== DIRECTIONS FOR THIS TASK ==
Restate the material word for word and leave out anything that is a picture.

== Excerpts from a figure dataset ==
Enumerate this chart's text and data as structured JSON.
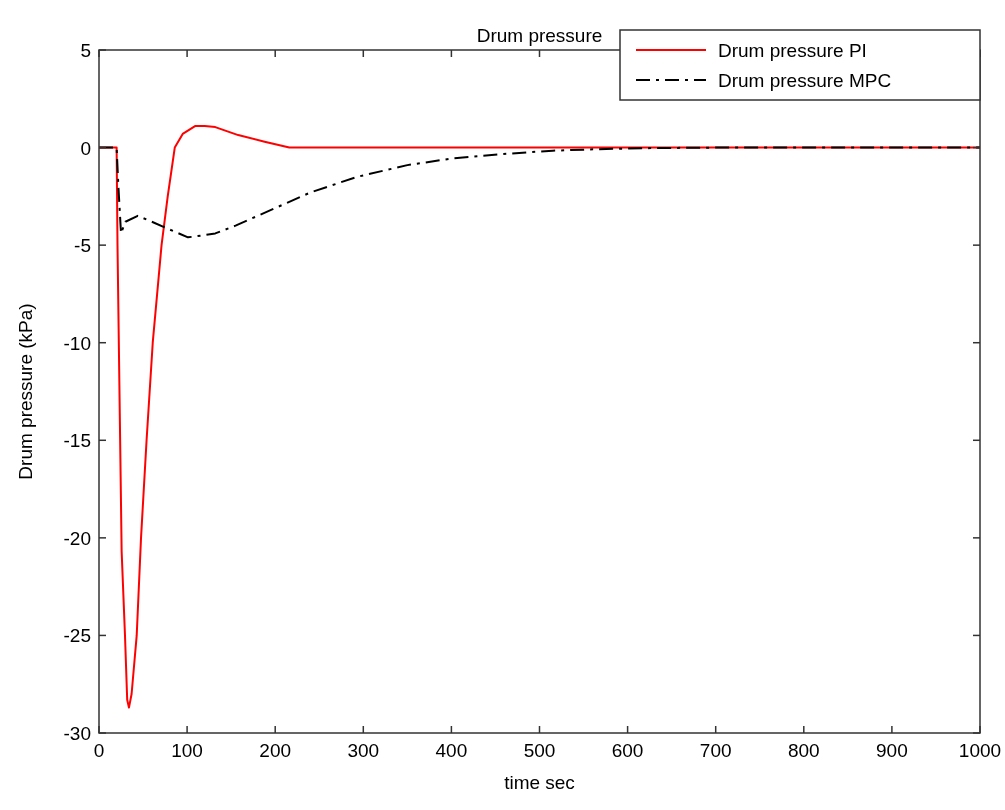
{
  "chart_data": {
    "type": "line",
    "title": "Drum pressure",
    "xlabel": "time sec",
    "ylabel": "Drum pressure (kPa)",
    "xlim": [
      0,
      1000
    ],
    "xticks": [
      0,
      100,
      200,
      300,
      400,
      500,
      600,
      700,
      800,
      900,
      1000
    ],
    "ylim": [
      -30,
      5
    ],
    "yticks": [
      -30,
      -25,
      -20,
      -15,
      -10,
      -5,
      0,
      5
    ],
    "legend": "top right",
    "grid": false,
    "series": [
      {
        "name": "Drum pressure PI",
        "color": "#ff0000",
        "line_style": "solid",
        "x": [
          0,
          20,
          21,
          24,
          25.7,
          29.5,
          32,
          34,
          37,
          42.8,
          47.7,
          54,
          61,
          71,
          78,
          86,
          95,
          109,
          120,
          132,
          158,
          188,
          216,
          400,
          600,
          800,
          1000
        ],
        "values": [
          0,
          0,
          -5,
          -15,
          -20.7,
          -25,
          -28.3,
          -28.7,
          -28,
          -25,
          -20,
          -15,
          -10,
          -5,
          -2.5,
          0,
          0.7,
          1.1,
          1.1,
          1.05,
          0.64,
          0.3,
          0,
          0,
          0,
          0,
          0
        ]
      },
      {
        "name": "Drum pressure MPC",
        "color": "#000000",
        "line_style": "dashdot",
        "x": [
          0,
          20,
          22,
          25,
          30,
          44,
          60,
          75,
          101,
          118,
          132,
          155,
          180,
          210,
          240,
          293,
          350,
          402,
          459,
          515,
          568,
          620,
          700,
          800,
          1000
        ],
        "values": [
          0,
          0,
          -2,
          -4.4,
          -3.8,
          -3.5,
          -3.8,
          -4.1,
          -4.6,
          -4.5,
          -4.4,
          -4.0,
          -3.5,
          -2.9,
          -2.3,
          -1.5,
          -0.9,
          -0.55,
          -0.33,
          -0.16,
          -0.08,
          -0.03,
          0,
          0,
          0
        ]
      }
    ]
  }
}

== ANSWER BELOW ==
Enumerate this chart's text and data as structured JSON.
{
  "chart_data": {
    "type": "line",
    "title": "Drum pressure",
    "xlabel": "time sec",
    "ylabel": "Drum pressure (kPa)",
    "xlim": [
      0,
      1000
    ],
    "xticks": [
      0,
      100,
      200,
      300,
      400,
      500,
      600,
      700,
      800,
      900,
      1000
    ],
    "ylim": [
      -30,
      5
    ],
    "yticks": [
      -30,
      -25,
      -20,
      -15,
      -10,
      -5,
      0,
      5
    ],
    "legend": "top right",
    "grid": false,
    "series": [
      {
        "name": "Drum pressure PI",
        "color": "#ff0000",
        "line_style": "solid",
        "x": [
          0,
          20,
          21,
          24,
          25.7,
          29.5,
          32,
          34,
          37,
          42.8,
          47.7,
          54,
          61,
          71,
          78,
          86,
          95,
          109,
          120,
          132,
          158,
          188,
          216,
          400,
          600,
          800,
          1000
        ],
        "values": [
          0,
          0,
          -5,
          -15,
          -20.7,
          -25,
          -28.3,
          -28.7,
          -28,
          -25,
          -20,
          -15,
          -10,
          -5,
          -2.5,
          0,
          0.7,
          1.1,
          1.1,
          1.05,
          0.64,
          0.3,
          0,
          0,
          0,
          0,
          0
        ]
      },
      {
        "name": "Drum pressure MPC",
        "color": "#000000",
        "line_style": "dashdot",
        "x": [
          0,
          20,
          22,
          25,
          30,
          44,
          60,
          75,
          101,
          118,
          132,
          155,
          180,
          210,
          240,
          293,
          350,
          402,
          459,
          515,
          568,
          620,
          700,
          800,
          1000
        ],
        "values": [
          0,
          0,
          -2,
          -4.4,
          -3.8,
          -3.5,
          -3.8,
          -4.1,
          -4.6,
          -4.5,
          -4.4,
          -4.0,
          -3.5,
          -2.9,
          -2.3,
          -1.5,
          -0.9,
          -0.55,
          -0.33,
          -0.16,
          -0.08,
          -0.03,
          0,
          0,
          0
        ]
      }
    ]
  }
}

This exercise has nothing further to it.